◆ Record list:
++++++++

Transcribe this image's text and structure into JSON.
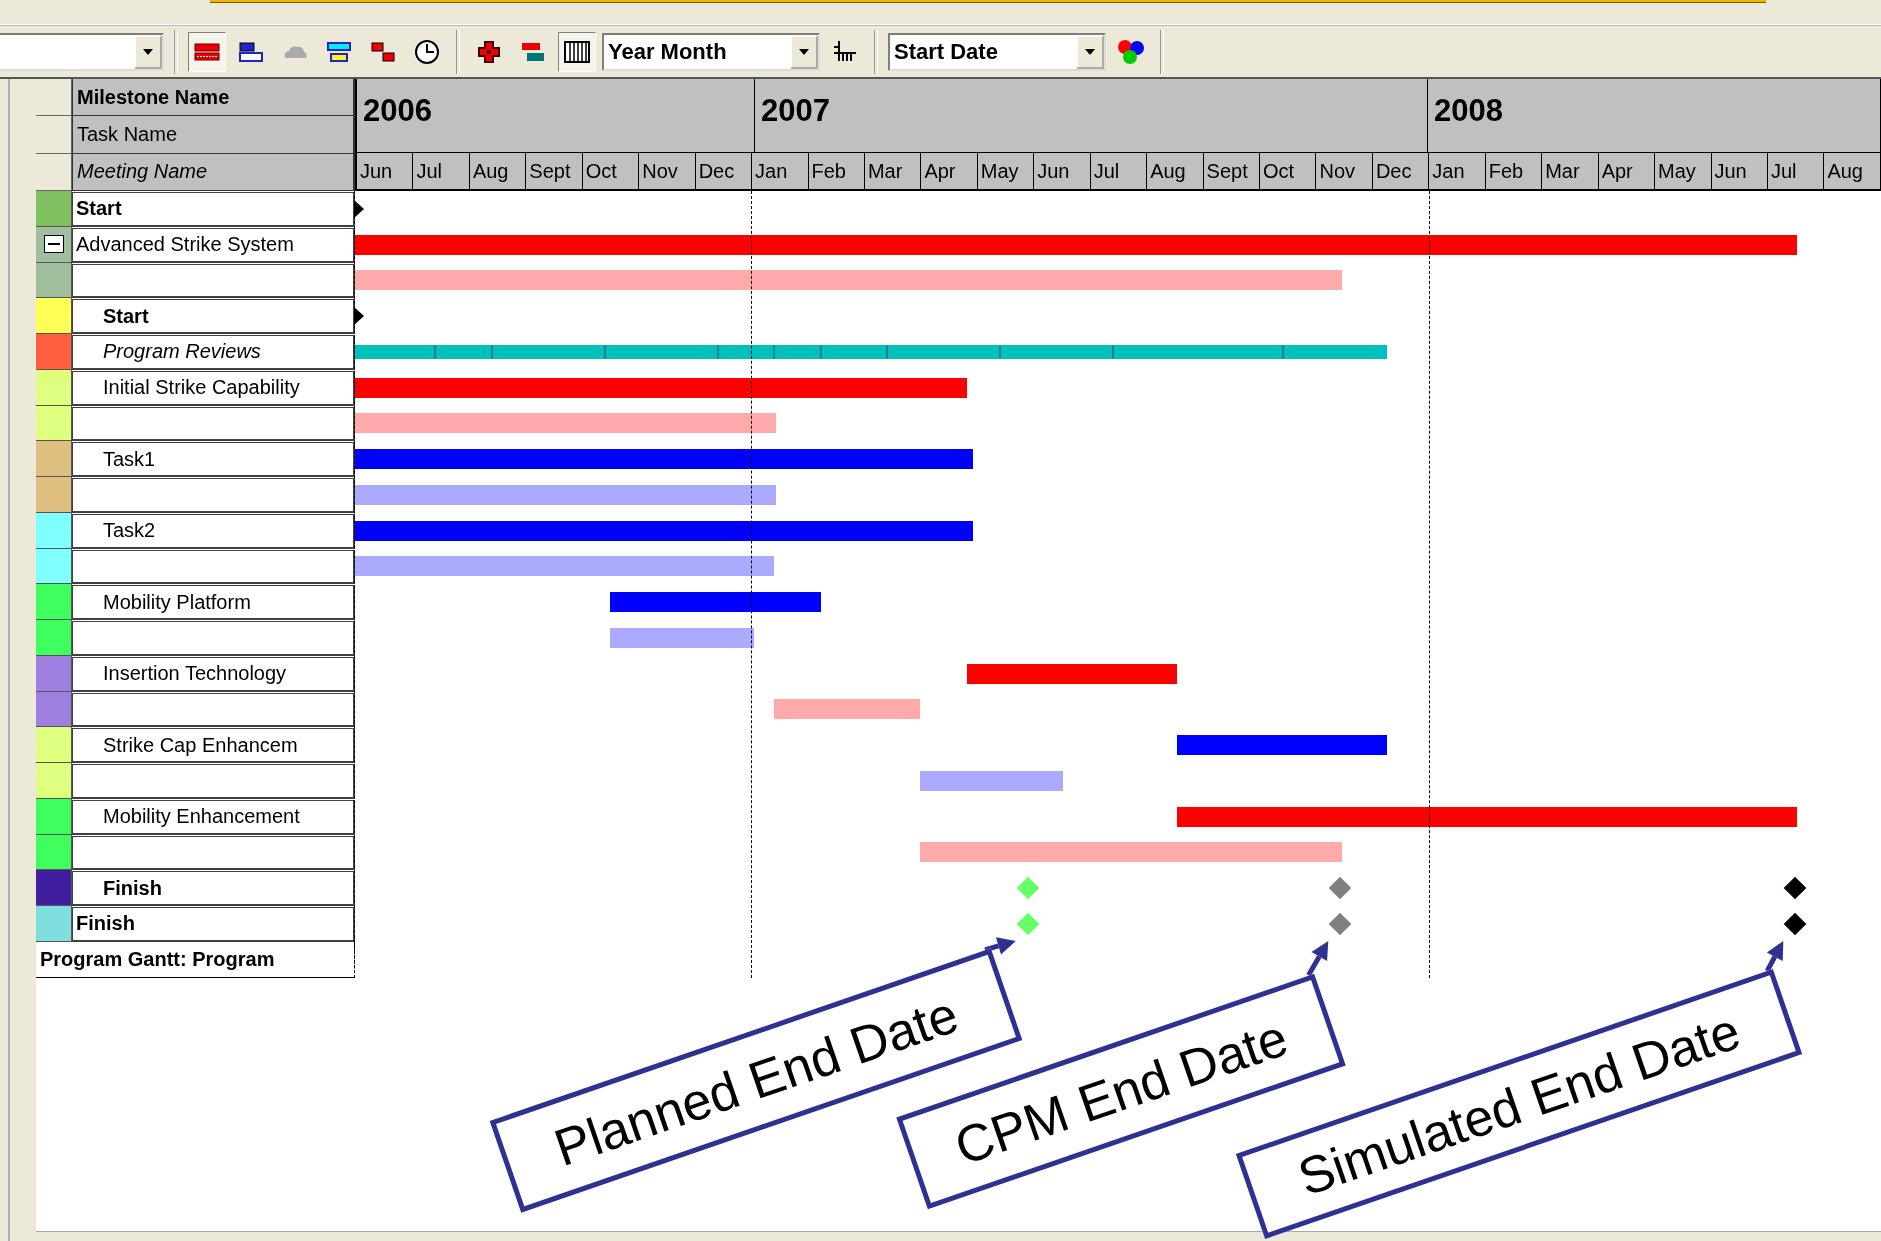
{
  "toolbar": [
    {
      "kind": "combo"
    },
    {
      "kind": "separator"
    },
    {
      "kind": "tool",
      "pressed": true
    },
    {
      "kind": "tool",
      "pressed": false
    },
    {
      "kind": "tool",
      "pressed": false
    },
    {
      "kind": "tool",
      "pressed": false
    },
    {
      "kind": "tool",
      "pressed": false
    },
    {
      "kind": "tool",
      "pressed": false
    },
    {
      "kind": "separator"
    },
    {
      "kind": "tool",
      "pressed": false
    },
    {
      "kind": "tool",
      "pressed": false
    },
    {
      "kind": "tool",
      "pressed": true
    },
    {
      "kind": "combo",
      "value": "Year Month"
    },
    {
      "kind": "tool",
      "pressed": false
    },
    {
      "kind": "separator"
    },
    {
      "kind": "combo",
      "value": "Start Date"
    },
    {
      "kind": "tool",
      "pressed": false
    },
    {
      "kind": "separator"
    }
  ],
  "headers": [
    {
      "kind": "milestone",
      "label": "Milestone Name"
    },
    {
      "kind": "task",
      "label": "Task Name"
    },
    {
      "kind": "meeting",
      "label": "Meeting Name"
    }
  ],
  "timeline": {
    "years": [
      {
        "label": "2006",
        "months": [
          "Jun",
          "Jul",
          "Aug",
          "Sept",
          "Oct",
          "Nov",
          "Dec"
        ]
      },
      {
        "label": "2007",
        "months": [
          "Jan",
          "Feb",
          "Mar",
          "Apr",
          "May",
          "Jun",
          "Jul",
          "Aug",
          "Sept",
          "Oct",
          "Nov",
          "Dec"
        ]
      },
      {
        "label": "2008",
        "months": [
          "Jan",
          "Feb",
          "Mar",
          "Apr",
          "May",
          "Jun",
          "Jul",
          "Aug"
        ]
      }
    ]
  },
  "items": [
    {
      "kind": "milestone",
      "label": "Start",
      "color": "#7fbf5f"
    },
    {
      "kind": "task",
      "label": "Advanced Strike System",
      "color": "#9fbf9f",
      "expanded": true,
      "actual": {
        "color": "#ff0000"
      },
      "planned": {
        "color": "#ffaaaa"
      },
      "children": [
        {
          "kind": "milestone",
          "label": "Start",
          "color": "#ffff55"
        },
        {
          "kind": "meeting",
          "label": "Program Reviews",
          "color": "#ff5f3f",
          "bar": {
            "color": "#00bfbf"
          }
        },
        {
          "kind": "task",
          "label": "Initial Strike Capability",
          "color": "#dfff7f",
          "actual": {
            "color": "#ff0000"
          },
          "planned": {
            "color": "#ffaaaa"
          }
        },
        {
          "kind": "task",
          "label": "Task1",
          "color": "#dfbf7f",
          "actual": {
            "color": "#0000ff"
          },
          "planned": {
            "color": "#aaaaff"
          }
        },
        {
          "kind": "task",
          "label": "Task2",
          "color": "#7fffff",
          "actual": {
            "color": "#0000ff"
          },
          "planned": {
            "color": "#aaaaff"
          }
        },
        {
          "kind": "task",
          "label": "Mobility Platform",
          "color": "#3fff5f",
          "actual": {
            "color": "#0000ff"
          },
          "planned": {
            "color": "#aaaaff"
          }
        },
        {
          "kind": "task",
          "label": "Insertion Technology",
          "color": "#9f7fdf",
          "actual": {
            "color": "#ff0000"
          },
          "planned": {
            "color": "#ffaaaa"
          }
        },
        {
          "kind": "task",
          "label": "Strike Cap Enhancem",
          "color": "#dfff7f",
          "actual": {
            "color": "#0000ff"
          },
          "planned": {
            "color": "#aaaaff"
          }
        },
        {
          "kind": "task",
          "label": "Mobility Enhancement",
          "color": "#3fff5f",
          "actual": {
            "color": "#ff0000"
          },
          "planned": {
            "color": "#ffaaaa"
          }
        },
        {
          "kind": "finish",
          "label": "Finish",
          "color": "#3f1f9f",
          "diamonds": [
            {
              "color": "#66ff66"
            },
            {
              "color": "#808080"
            },
            {
              "color": "#000000"
            }
          ]
        }
      ]
    },
    {
      "kind": "finish",
      "label": "Finish",
      "color": "#7fdfdf",
      "diamonds": [
        {
          "color": "#66ff66"
        },
        {
          "color": "#808080"
        },
        {
          "color": "#000000"
        }
      ]
    }
  ],
  "footer": "Program Gantt: Program",
  "callouts": [
    {
      "label": "Planned End Date"
    },
    {
      "label": "CPM End Date"
    },
    {
      "label": "Simulated End Date"
    }
  ]
}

++++++++

Reproduce each line from the records that contains the word "Program".

◆ Solution to the exercise:
          "label": "Program Reviews",
  "footer": "Program Gantt: Program",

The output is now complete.